• **YOUR OBJECTIVE**
Pick out each line below containing "Cases".

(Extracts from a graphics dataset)
-----

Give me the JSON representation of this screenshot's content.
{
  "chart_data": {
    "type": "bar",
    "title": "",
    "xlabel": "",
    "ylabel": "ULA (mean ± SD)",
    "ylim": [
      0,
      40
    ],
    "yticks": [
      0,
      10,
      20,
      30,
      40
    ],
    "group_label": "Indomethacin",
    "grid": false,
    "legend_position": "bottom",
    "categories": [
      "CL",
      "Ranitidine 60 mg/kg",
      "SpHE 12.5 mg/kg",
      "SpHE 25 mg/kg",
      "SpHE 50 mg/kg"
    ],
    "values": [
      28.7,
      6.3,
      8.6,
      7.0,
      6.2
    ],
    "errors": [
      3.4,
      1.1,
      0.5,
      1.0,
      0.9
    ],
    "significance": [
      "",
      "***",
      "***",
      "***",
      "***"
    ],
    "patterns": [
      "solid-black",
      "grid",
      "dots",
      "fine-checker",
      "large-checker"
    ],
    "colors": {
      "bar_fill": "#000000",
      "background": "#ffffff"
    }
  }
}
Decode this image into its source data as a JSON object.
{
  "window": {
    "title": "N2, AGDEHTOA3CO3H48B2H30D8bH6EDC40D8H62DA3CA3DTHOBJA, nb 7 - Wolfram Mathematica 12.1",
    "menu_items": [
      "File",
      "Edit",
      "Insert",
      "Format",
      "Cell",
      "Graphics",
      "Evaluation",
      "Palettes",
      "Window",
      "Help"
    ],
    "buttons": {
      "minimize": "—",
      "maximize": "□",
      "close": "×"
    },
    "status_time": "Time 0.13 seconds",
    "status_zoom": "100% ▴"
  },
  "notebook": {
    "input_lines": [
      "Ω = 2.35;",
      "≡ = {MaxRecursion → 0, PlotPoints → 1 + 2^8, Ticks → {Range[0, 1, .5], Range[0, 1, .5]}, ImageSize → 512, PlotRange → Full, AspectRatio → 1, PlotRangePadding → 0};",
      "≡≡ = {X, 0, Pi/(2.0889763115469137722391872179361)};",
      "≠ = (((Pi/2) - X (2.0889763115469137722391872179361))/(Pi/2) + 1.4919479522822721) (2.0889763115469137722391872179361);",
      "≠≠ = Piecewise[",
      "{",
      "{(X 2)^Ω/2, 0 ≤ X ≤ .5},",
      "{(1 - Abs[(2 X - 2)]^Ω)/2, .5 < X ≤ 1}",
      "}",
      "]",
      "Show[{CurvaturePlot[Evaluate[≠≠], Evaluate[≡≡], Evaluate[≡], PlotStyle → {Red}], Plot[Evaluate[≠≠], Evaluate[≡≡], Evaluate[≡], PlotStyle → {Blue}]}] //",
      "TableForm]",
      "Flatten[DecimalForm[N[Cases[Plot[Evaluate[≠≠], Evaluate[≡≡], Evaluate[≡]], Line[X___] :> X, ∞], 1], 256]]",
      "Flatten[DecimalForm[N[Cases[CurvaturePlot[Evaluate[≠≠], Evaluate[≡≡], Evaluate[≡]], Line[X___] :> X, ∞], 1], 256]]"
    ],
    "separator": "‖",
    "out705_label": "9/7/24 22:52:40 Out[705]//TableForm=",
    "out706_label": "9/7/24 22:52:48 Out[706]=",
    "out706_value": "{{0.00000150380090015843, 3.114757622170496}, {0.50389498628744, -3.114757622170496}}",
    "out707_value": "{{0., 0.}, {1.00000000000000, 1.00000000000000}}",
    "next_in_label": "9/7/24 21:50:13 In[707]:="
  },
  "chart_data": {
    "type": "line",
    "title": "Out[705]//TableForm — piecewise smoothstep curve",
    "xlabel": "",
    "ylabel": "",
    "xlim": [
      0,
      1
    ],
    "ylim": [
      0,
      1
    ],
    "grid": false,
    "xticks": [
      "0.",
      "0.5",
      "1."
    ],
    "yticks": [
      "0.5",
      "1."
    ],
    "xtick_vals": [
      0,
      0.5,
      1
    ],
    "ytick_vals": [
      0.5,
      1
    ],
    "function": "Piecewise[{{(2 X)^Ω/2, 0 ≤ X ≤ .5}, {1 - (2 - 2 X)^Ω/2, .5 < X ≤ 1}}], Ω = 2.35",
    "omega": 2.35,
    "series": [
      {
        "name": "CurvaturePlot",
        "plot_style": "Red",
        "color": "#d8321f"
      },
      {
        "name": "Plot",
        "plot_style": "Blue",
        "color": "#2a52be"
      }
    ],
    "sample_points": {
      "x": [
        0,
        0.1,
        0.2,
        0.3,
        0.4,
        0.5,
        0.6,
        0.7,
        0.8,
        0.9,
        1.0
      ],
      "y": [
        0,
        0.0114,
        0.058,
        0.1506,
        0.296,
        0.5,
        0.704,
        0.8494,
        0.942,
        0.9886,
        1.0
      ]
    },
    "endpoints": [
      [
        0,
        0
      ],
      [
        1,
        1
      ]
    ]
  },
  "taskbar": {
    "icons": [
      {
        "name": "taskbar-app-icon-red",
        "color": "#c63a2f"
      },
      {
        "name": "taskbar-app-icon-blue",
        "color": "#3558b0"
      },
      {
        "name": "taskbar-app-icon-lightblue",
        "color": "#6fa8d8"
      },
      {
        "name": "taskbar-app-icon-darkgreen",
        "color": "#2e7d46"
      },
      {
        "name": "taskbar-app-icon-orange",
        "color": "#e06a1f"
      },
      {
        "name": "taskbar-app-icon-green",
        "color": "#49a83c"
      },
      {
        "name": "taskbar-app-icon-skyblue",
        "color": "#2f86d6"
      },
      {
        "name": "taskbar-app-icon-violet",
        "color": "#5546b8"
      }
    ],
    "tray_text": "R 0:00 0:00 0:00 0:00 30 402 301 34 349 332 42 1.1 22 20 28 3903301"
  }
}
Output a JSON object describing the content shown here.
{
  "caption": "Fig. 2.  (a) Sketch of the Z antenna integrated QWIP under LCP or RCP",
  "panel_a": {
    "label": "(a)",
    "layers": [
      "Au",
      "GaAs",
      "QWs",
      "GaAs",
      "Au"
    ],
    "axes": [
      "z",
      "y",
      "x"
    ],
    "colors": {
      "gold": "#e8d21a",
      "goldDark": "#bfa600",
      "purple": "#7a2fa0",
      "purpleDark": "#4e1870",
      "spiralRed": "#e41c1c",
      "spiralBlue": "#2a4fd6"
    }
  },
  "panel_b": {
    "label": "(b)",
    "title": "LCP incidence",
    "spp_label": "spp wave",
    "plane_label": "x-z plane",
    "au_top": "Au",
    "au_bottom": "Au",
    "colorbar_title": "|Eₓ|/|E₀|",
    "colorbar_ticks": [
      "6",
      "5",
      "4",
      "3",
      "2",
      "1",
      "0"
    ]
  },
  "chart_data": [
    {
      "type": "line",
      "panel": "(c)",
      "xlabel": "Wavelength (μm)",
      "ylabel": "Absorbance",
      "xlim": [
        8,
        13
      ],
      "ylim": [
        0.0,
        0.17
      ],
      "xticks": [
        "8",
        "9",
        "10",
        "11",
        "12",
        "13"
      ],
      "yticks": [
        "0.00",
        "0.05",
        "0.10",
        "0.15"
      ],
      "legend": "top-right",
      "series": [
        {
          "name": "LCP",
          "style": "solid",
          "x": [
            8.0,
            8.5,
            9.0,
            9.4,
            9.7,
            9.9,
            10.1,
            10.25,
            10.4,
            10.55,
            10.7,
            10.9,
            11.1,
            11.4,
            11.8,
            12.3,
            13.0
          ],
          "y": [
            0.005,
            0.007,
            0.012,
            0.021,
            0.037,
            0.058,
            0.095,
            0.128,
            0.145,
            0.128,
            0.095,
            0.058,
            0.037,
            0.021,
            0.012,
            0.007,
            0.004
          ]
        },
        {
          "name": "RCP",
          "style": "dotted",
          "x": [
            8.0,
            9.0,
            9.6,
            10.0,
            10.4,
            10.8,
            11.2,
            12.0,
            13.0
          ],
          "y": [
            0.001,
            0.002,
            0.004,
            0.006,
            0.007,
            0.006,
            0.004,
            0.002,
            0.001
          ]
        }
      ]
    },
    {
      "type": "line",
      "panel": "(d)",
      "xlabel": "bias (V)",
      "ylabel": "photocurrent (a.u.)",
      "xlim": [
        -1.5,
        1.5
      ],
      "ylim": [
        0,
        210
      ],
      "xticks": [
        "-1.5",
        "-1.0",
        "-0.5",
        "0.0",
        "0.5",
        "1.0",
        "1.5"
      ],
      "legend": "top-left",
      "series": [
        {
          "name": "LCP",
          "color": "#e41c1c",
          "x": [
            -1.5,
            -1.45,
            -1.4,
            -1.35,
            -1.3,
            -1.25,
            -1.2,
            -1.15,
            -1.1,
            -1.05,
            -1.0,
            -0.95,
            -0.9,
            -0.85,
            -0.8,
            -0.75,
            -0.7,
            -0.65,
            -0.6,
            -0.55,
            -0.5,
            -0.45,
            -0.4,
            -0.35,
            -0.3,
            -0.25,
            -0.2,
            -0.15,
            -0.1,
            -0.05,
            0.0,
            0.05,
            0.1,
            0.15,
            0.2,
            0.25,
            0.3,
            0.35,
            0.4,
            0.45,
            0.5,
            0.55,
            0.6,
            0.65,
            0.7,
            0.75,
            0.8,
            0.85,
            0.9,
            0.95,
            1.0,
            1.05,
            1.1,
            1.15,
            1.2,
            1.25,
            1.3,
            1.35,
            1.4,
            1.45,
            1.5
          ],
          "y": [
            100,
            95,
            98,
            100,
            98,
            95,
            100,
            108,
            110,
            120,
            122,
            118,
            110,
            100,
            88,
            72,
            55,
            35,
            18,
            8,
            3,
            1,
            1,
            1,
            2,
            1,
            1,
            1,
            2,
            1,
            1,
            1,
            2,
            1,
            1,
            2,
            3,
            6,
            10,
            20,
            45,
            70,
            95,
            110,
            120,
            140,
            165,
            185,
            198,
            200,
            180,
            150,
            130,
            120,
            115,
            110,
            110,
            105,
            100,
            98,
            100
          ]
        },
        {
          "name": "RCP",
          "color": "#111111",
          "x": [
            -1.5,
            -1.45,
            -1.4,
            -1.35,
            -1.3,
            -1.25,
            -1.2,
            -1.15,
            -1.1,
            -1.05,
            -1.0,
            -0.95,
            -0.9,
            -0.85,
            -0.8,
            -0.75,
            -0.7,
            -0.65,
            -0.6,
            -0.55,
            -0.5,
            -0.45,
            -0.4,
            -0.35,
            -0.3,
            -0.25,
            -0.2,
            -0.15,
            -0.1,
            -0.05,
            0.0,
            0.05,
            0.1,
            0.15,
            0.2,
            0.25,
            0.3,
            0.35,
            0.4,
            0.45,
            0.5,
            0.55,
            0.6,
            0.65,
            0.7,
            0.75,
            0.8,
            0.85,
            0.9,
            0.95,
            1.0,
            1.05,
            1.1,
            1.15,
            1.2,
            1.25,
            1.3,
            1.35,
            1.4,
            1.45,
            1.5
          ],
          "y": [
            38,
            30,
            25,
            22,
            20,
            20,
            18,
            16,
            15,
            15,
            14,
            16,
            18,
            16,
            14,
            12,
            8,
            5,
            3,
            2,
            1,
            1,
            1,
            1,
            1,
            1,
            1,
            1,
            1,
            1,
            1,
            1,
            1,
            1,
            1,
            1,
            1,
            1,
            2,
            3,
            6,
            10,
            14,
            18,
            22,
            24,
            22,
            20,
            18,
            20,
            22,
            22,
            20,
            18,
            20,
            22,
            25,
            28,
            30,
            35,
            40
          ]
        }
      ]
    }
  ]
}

-----

• **ANSWER**
      "Flatten[DecimalForm[N[Cases[Plot[Evaluate[≠≠], Evaluate[≡≡], Evaluate[≡]], Line[X___] :> X, ∞], 1], 256]]",
      "Flatten[DecimalForm[N[Cases[CurvaturePlot[Evaluate[≠≠], Evaluate[≡≡], Evaluate[≡]], Line[X___] :> X, ∞], 1], 256]]"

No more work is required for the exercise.